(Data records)

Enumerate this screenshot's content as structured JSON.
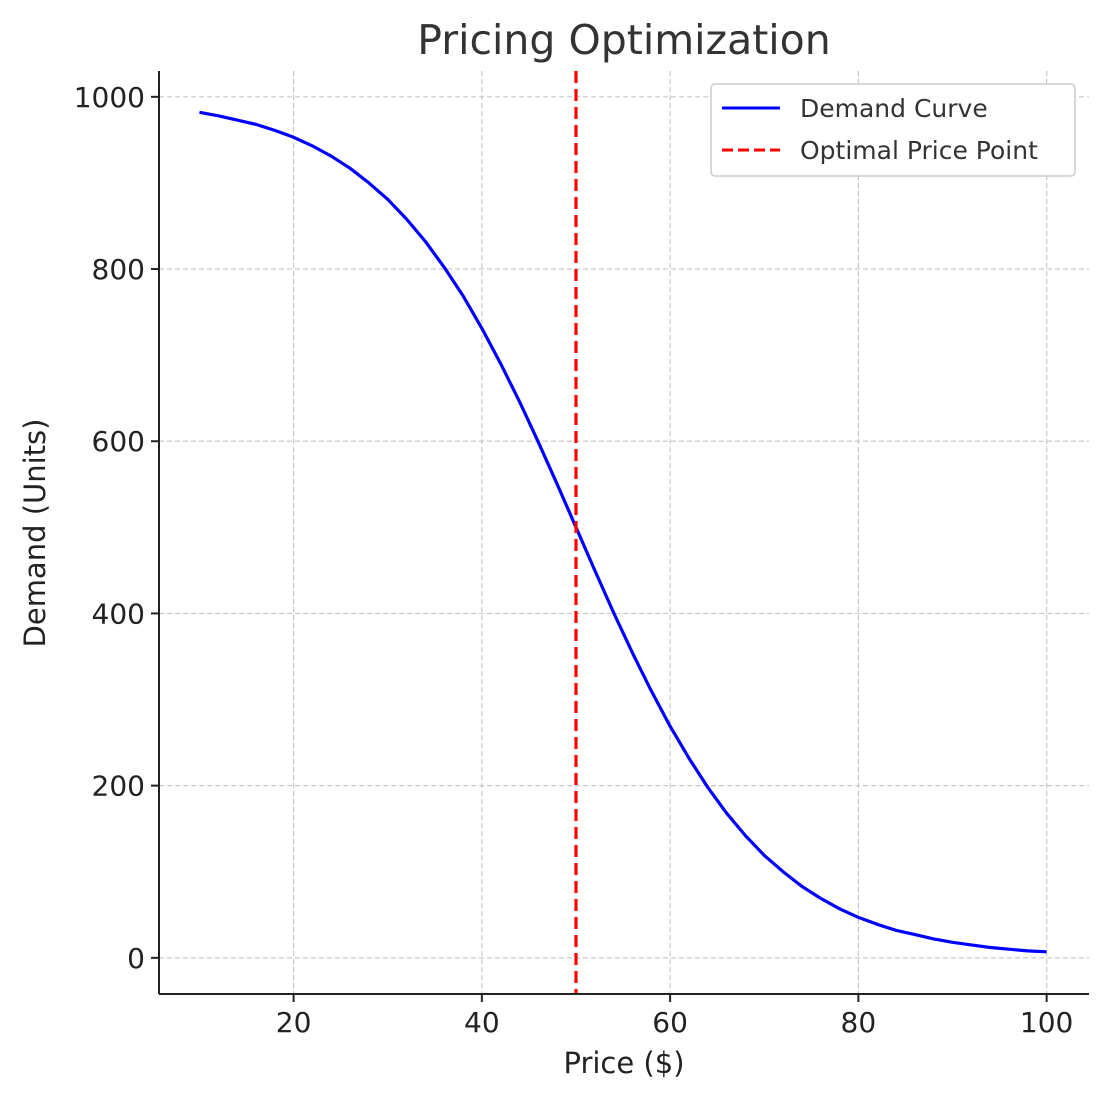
{
  "chart_data": {
    "type": "line",
    "title": "Pricing Optimization",
    "xlabel": "Price ($)",
    "ylabel": "Demand (Units)",
    "xlim": [
      5.7,
      104.5
    ],
    "ylim": [
      -42,
      1030
    ],
    "xticks": [
      20,
      40,
      60,
      80,
      100
    ],
    "yticks": [
      0,
      200,
      400,
      600,
      800,
      1000
    ],
    "grid": true,
    "legend_position": "top-right",
    "series": [
      {
        "name": "Demand Curve",
        "color": "#0000ff",
        "style": "solid",
        "x": [
          10,
          12,
          14,
          16,
          18,
          20,
          22,
          24,
          26,
          28,
          30,
          32,
          34,
          36,
          38,
          40,
          42,
          44,
          46,
          48,
          50,
          52,
          54,
          56,
          58,
          60,
          62,
          64,
          66,
          68,
          70,
          72,
          74,
          76,
          78,
          80,
          82,
          84,
          86,
          88,
          90,
          92,
          94,
          96,
          98,
          100
        ],
        "y": [
          982,
          978,
          973,
          968,
          961,
          953,
          943,
          931,
          917,
          900,
          881,
          858,
          832,
          802,
          769,
          731,
          690,
          646,
          599,
          550,
          500,
          450,
          401,
          354,
          310,
          269,
          232,
          198,
          168,
          142,
          119,
          100,
          83,
          69,
          57,
          47,
          39,
          32,
          27,
          22,
          18,
          15,
          12,
          10,
          8,
          7
        ]
      },
      {
        "name": "Optimal Price Point",
        "color": "#ff0000",
        "style": "dashed",
        "vline_x": 50
      }
    ]
  }
}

■ WHAT THE EXERCISE ASKS:
Look through the entries above. Extract each line with the word "name".

■ EXERCISE SOLUTION:
        "name": "Demand Curve",
        "name": "Optimal Price Point",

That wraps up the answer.